#### [DATA PROVIDED]
•••••

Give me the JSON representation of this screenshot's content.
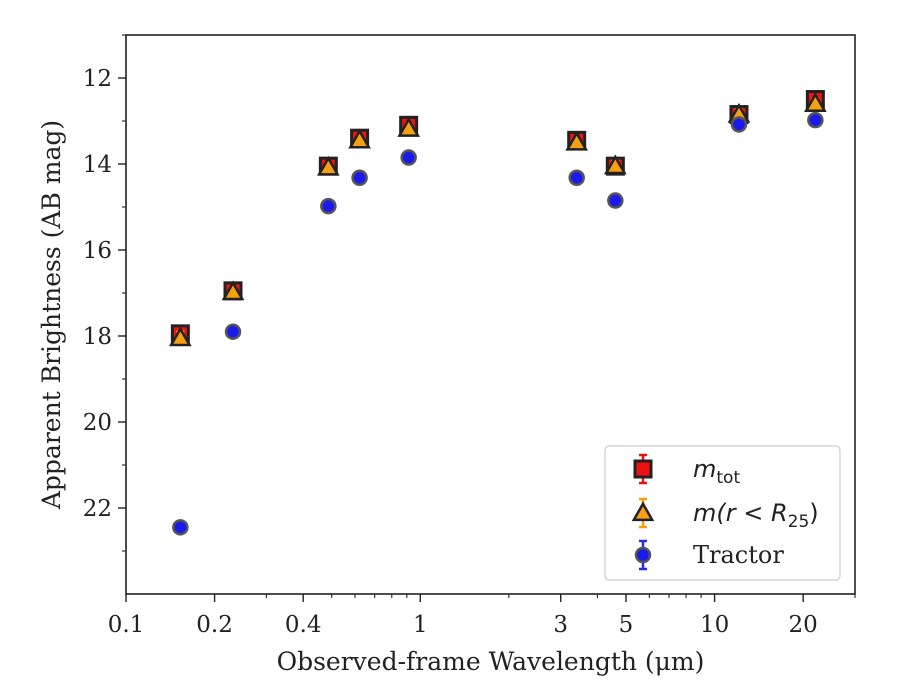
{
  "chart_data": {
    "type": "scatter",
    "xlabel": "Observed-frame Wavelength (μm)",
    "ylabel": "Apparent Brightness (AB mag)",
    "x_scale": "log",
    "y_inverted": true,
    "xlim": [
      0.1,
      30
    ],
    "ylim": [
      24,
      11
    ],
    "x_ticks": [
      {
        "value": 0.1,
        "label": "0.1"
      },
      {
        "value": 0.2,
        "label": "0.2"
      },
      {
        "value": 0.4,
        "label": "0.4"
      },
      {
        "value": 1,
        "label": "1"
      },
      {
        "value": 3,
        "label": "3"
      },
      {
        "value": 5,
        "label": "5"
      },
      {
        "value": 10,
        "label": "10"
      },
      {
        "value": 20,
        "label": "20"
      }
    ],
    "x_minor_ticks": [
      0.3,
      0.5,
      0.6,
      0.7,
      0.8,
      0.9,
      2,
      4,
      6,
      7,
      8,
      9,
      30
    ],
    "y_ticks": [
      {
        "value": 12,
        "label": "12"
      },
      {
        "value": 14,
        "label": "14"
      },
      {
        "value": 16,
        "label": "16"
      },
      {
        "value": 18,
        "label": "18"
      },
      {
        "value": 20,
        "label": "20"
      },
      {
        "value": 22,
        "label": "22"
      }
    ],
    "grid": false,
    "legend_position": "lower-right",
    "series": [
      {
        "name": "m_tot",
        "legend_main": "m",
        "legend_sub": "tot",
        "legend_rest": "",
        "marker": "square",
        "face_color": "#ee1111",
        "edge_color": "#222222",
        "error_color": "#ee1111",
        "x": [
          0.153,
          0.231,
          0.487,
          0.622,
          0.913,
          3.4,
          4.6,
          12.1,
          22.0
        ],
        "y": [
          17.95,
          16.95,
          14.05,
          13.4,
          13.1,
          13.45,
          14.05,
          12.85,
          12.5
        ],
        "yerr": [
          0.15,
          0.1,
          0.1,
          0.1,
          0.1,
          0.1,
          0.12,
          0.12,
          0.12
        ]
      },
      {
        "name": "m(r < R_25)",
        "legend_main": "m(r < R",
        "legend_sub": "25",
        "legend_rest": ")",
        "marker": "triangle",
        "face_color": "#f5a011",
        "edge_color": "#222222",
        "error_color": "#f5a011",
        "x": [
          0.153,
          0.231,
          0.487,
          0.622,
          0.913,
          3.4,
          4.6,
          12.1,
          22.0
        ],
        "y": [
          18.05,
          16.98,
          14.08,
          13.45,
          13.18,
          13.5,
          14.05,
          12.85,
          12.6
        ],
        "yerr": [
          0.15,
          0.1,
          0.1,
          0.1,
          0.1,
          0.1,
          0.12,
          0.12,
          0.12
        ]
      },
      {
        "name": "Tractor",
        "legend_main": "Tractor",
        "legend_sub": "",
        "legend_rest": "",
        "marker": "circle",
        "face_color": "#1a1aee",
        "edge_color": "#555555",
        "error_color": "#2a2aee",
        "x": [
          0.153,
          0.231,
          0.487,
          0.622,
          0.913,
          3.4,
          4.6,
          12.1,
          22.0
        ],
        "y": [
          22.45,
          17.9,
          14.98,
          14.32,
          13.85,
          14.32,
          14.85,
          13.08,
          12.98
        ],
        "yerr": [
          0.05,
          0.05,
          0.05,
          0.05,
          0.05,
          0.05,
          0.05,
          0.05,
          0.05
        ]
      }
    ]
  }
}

•••••

#### [THE EXERCISE]
Which lines contain the word "marker"? Copy each of them.

#### [TASK ANSWER]
        "marker": "square",
        "marker": "triangle",
        "marker": "circle",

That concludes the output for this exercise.